EXERCISE DETAILS ->
Work out how many lines contain "description". Reply with the count alone.
— START OF THE RECORDS —
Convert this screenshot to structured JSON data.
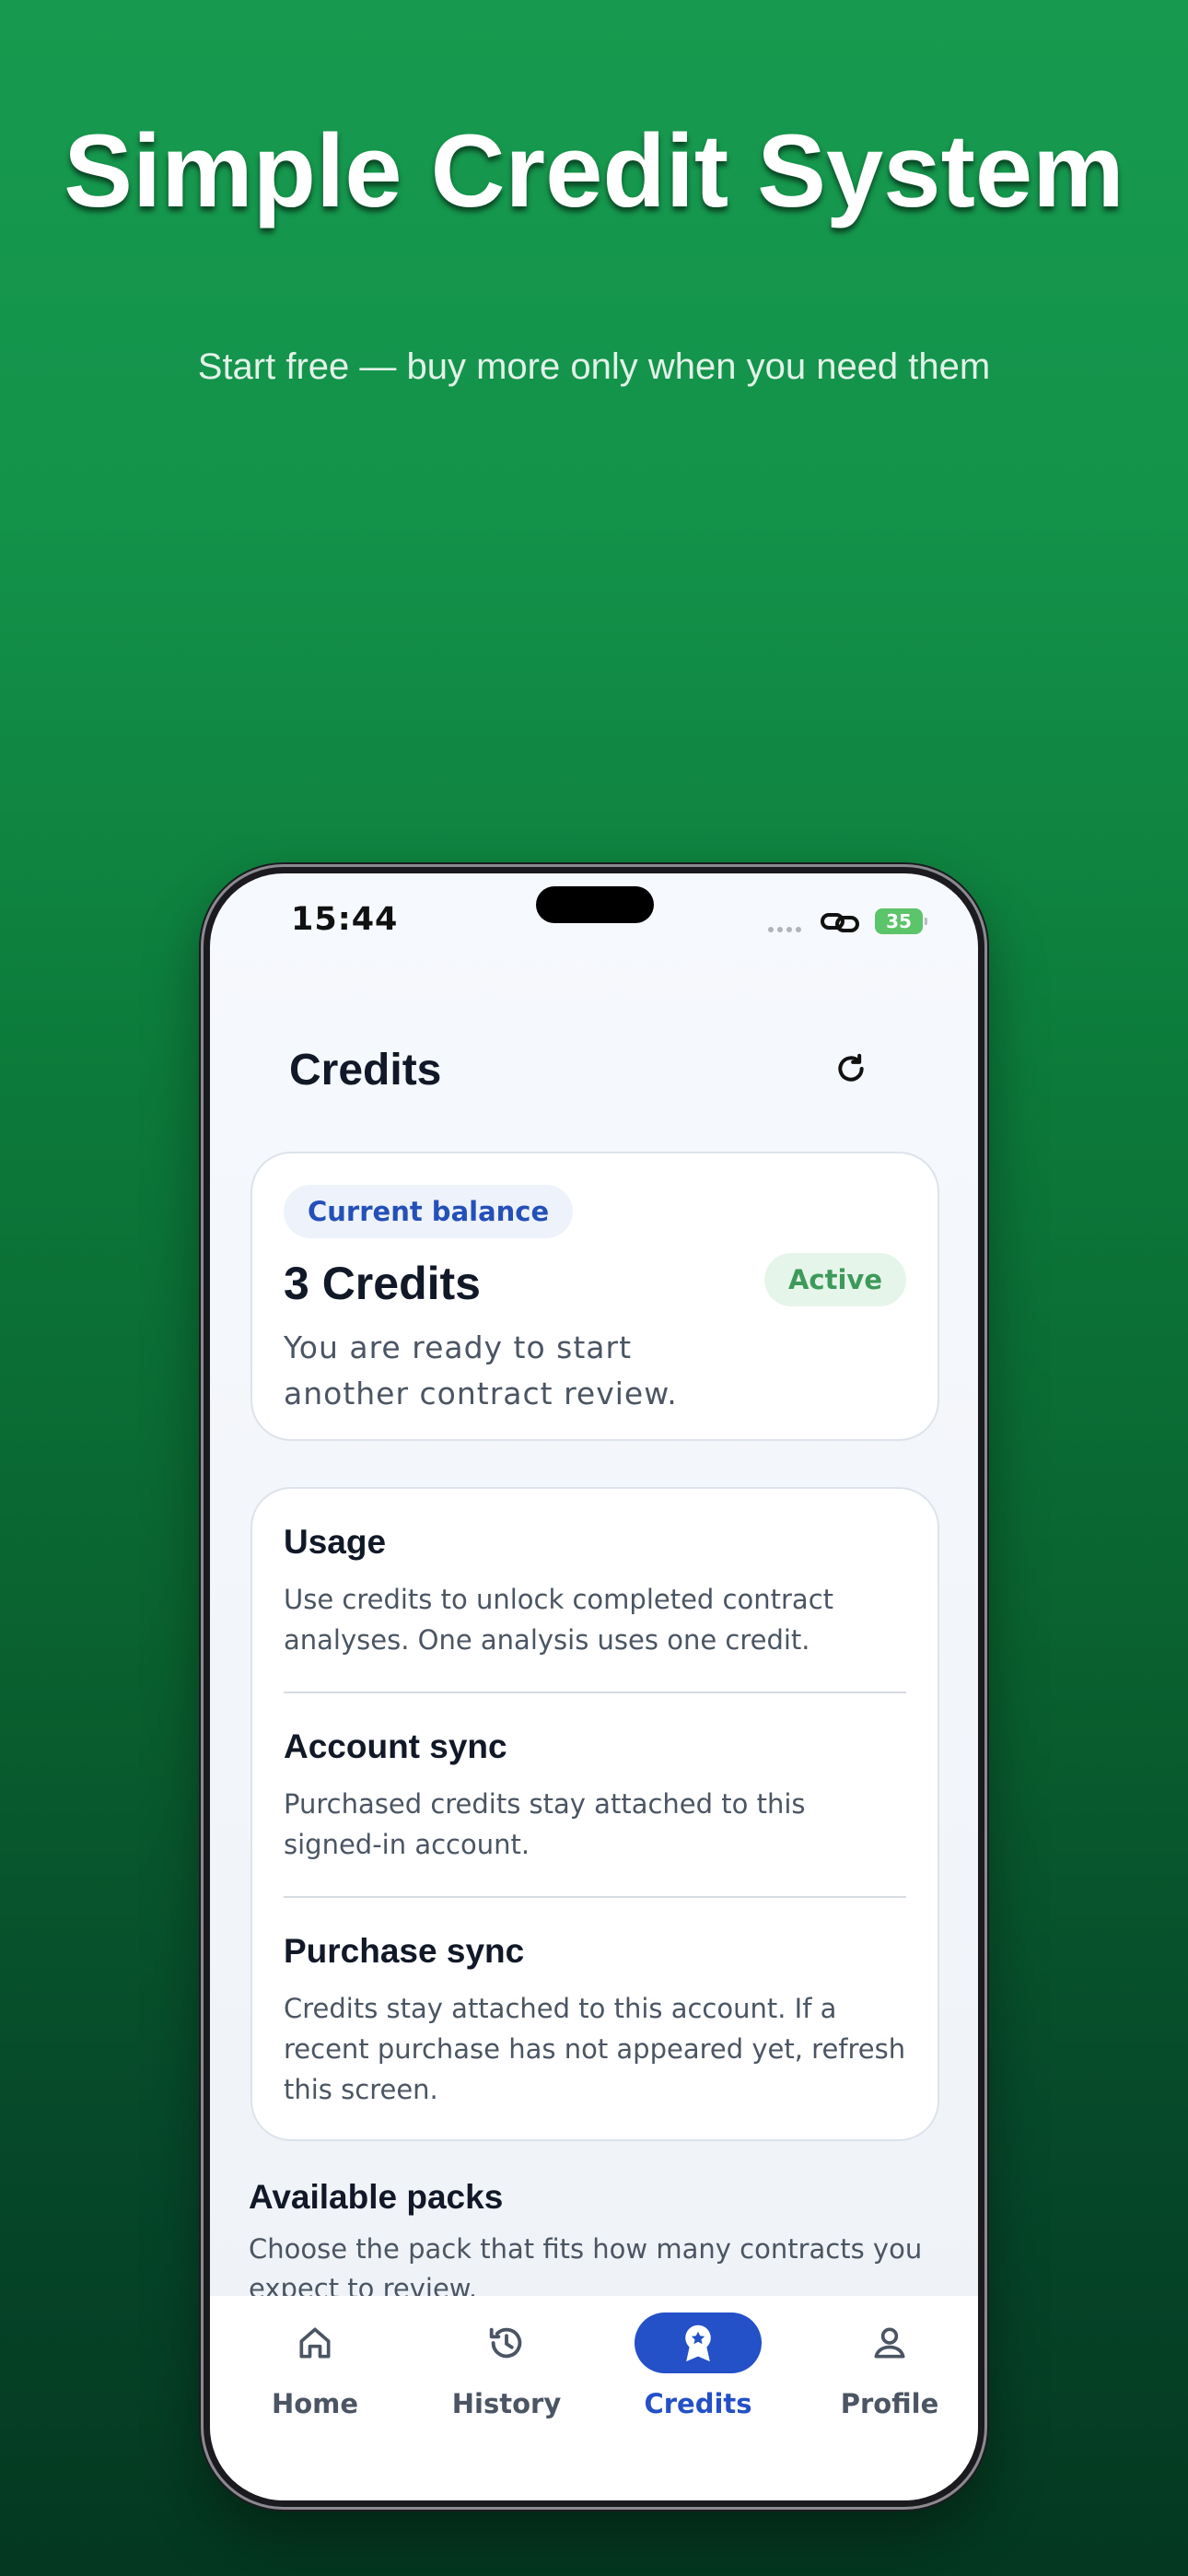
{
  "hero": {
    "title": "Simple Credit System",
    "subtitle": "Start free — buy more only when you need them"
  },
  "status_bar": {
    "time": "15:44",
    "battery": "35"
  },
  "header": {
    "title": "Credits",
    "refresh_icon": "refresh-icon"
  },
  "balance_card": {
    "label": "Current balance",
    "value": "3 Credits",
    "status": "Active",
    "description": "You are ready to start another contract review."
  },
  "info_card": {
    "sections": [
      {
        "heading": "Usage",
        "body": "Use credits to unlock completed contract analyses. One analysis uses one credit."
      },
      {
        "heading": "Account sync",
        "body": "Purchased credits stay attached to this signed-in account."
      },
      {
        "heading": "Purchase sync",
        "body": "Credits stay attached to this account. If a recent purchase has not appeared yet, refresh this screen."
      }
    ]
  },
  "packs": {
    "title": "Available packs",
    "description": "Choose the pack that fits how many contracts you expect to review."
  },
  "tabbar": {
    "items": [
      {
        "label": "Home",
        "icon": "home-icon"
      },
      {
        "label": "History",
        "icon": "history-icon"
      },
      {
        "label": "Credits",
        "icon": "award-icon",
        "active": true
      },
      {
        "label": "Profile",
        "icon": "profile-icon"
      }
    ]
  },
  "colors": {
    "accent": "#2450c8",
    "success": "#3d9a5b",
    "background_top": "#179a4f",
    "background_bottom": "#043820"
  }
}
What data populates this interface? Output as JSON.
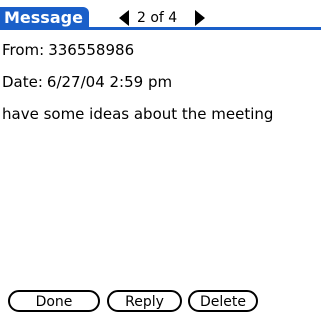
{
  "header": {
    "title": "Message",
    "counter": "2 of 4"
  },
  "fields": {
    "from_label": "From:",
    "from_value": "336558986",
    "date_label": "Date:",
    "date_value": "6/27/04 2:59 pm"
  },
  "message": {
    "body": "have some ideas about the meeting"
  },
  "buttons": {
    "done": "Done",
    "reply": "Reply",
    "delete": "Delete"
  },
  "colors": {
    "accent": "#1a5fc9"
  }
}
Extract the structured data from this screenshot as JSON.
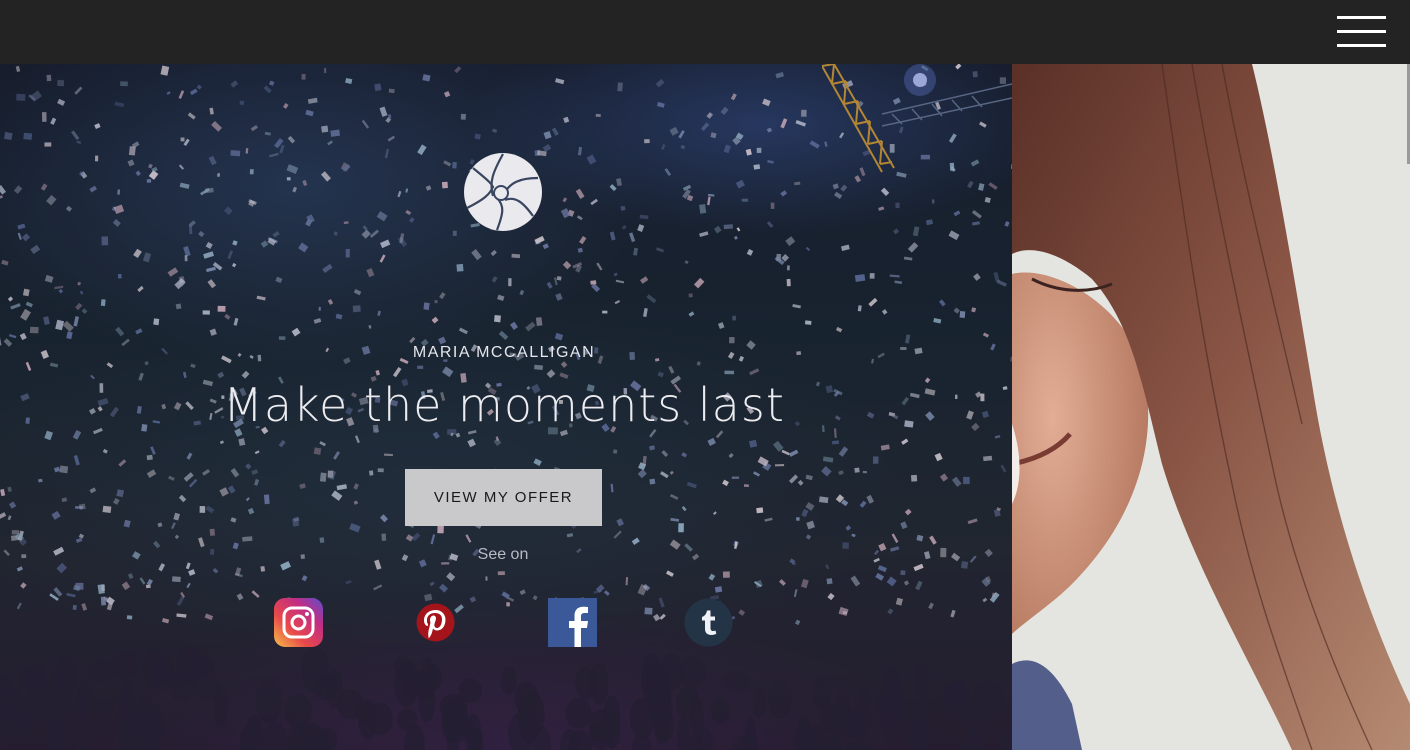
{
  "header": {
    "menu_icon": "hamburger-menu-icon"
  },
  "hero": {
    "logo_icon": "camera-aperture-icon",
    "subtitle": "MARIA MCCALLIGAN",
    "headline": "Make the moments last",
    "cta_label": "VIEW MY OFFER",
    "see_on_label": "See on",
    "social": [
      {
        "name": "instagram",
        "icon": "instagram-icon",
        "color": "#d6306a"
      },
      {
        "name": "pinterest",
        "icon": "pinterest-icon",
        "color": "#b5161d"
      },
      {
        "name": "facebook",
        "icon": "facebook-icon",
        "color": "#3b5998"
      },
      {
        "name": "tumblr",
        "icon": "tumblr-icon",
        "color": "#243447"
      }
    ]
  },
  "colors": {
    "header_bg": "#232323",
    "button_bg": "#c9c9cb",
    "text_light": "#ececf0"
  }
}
— END OF THE RECORDS —
OUTPUT FOR THIS EXERCISE ->
2